Your instructions: Copy the data exactly; pictures stay out of the copy.

Record list:
╭──

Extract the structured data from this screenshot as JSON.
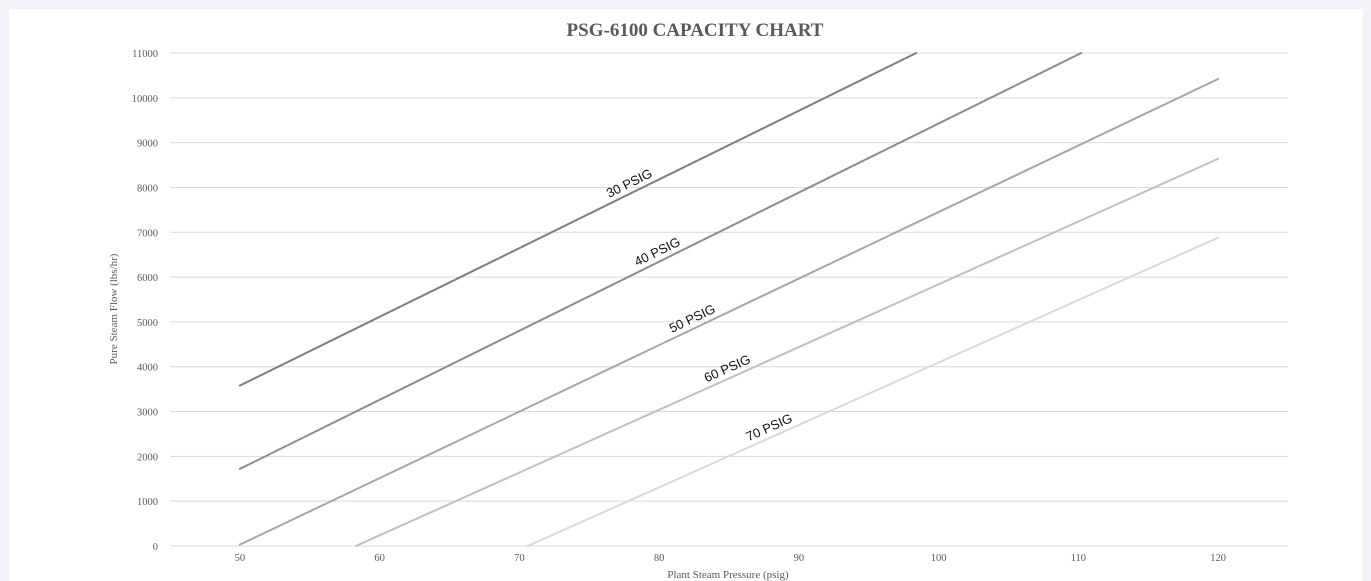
{
  "chart_data": {
    "type": "line",
    "title": "PSG-6100 CAPACITY CHART",
    "xlabel": "Plant Steam Pressure (psig)",
    "ylabel": "Pure Steam Flow (lbs/hr)",
    "xlim": [
      45,
      125
    ],
    "ylim": [
      0,
      11000
    ],
    "xticks": [
      50,
      60,
      70,
      80,
      90,
      100,
      110,
      120
    ],
    "yticks": [
      0,
      1000,
      2000,
      3000,
      4000,
      5000,
      6000,
      7000,
      8000,
      9000,
      10000,
      11000
    ],
    "grid": "horizontal",
    "colors": {
      "grid": "#d9d9d9",
      "text": "#595959",
      "series": [
        "#7f7f7f",
        "#8c8c8c",
        "#a6a6a6",
        "#bfbfbf",
        "#d9d9d9"
      ]
    },
    "series": [
      {
        "name": "30 PSIG",
        "points": [
          [
            50,
            3580
          ],
          [
            98.4,
            11000
          ]
        ],
        "label_at": 78
      },
      {
        "name": "40 PSIG",
        "points": [
          [
            50,
            1720
          ],
          [
            110.2,
            11000
          ]
        ],
        "label_at": 80
      },
      {
        "name": "50 PSIG",
        "points": [
          [
            50,
            30
          ],
          [
            120,
            10420
          ]
        ],
        "label_at": 82.5
      },
      {
        "name": "60 PSIG",
        "points": [
          [
            58.3,
            0
          ],
          [
            120,
            8640
          ]
        ],
        "label_at": 85
      },
      {
        "name": "70 PSIG",
        "points": [
          [
            70.6,
            0
          ],
          [
            120,
            6880
          ]
        ],
        "label_at": 88
      }
    ]
  }
}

╰──

Result of this task:
Extract the structured data from this screenshot as JSON.
{
  "chart_data": {
    "type": "line",
    "title": "PSG-6100 CAPACITY CHART",
    "xlabel": "Plant Steam Pressure (psig)",
    "ylabel": "Pure Steam Flow (lbs/hr)",
    "xlim": [
      45,
      125
    ],
    "ylim": [
      0,
      11000
    ],
    "xticks": [
      50,
      60,
      70,
      80,
      90,
      100,
      110,
      120
    ],
    "yticks": [
      0,
      1000,
      2000,
      3000,
      4000,
      5000,
      6000,
      7000,
      8000,
      9000,
      10000,
      11000
    ],
    "grid": "horizontal",
    "colors": {
      "grid": "#d9d9d9",
      "text": "#595959",
      "series": [
        "#7f7f7f",
        "#8c8c8c",
        "#a6a6a6",
        "#bfbfbf",
        "#d9d9d9"
      ]
    },
    "series": [
      {
        "name": "30 PSIG",
        "points": [
          [
            50,
            3580
          ],
          [
            98.4,
            11000
          ]
        ],
        "label_at": 78
      },
      {
        "name": "40 PSIG",
        "points": [
          [
            50,
            1720
          ],
          [
            110.2,
            11000
          ]
        ],
        "label_at": 80
      },
      {
        "name": "50 PSIG",
        "points": [
          [
            50,
            30
          ],
          [
            120,
            10420
          ]
        ],
        "label_at": 82.5
      },
      {
        "name": "60 PSIG",
        "points": [
          [
            58.3,
            0
          ],
          [
            120,
            8640
          ]
        ],
        "label_at": 85
      },
      {
        "name": "70 PSIG",
        "points": [
          [
            70.6,
            0
          ],
          [
            120,
            6880
          ]
        ],
        "label_at": 88
      }
    ]
  }
}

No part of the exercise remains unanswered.